Dataset items
----------
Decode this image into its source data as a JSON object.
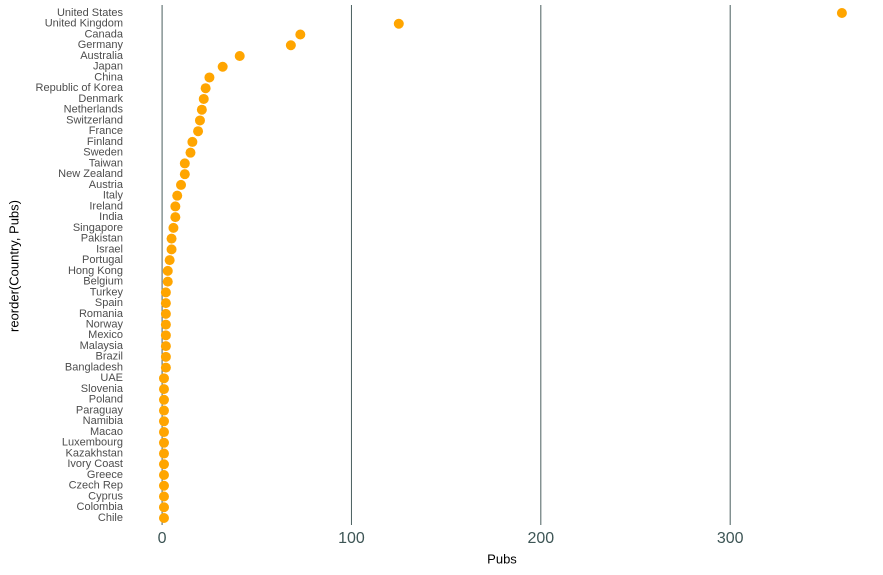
{
  "chart_data": {
    "type": "dot",
    "x_label": "Pubs",
    "y_label": "reorder(Country, Pubs)",
    "color": "#FFA500",
    "grid": true,
    "categories": [
      "United States",
      "United Kingdom",
      "Canada",
      "Germany",
      "Australia",
      "Japan",
      "China",
      "Republic of Korea",
      "Denmark",
      "Netherlands",
      "Switzerland",
      "France",
      "Finland",
      "Sweden",
      "Taiwan",
      "New Zealand",
      "Austria",
      "Italy",
      "Ireland",
      "India",
      "Singapore",
      "Pakistan",
      "Israel",
      "Portugal",
      "Hong Kong",
      "Belgium",
      "Turkey",
      "Spain",
      "Romania",
      "Norway",
      "Mexico",
      "Malaysia",
      "Brazil",
      "Bangladesh",
      "UAE",
      "Slovenia",
      "Poland",
      "Paraguay",
      "Namibia",
      "Macao",
      "Luxembourg",
      "Kazakhstan",
      "Ivory Coast",
      "Greece",
      "Czech Rep",
      "Cyprus",
      "Colombia",
      "Chile"
    ],
    "values": [
      359,
      125,
      73,
      68,
      41,
      32,
      25,
      23,
      22,
      21,
      20,
      19,
      16,
      15,
      12,
      12,
      10,
      8,
      7,
      7,
      6,
      5,
      5,
      4,
      3,
      3,
      2,
      2,
      2,
      2,
      2,
      2,
      2,
      2,
      1,
      1,
      1,
      1,
      1,
      1,
      1,
      1,
      1,
      1,
      1,
      1,
      1,
      1
    ],
    "xlim": [
      -18,
      377
    ],
    "xticks": [
      0,
      100,
      200,
      300
    ]
  }
}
----------
▶ What to work on
Say how many lines in the records hold the string "Pubs", and say nothing else.

▶ Exercise response
2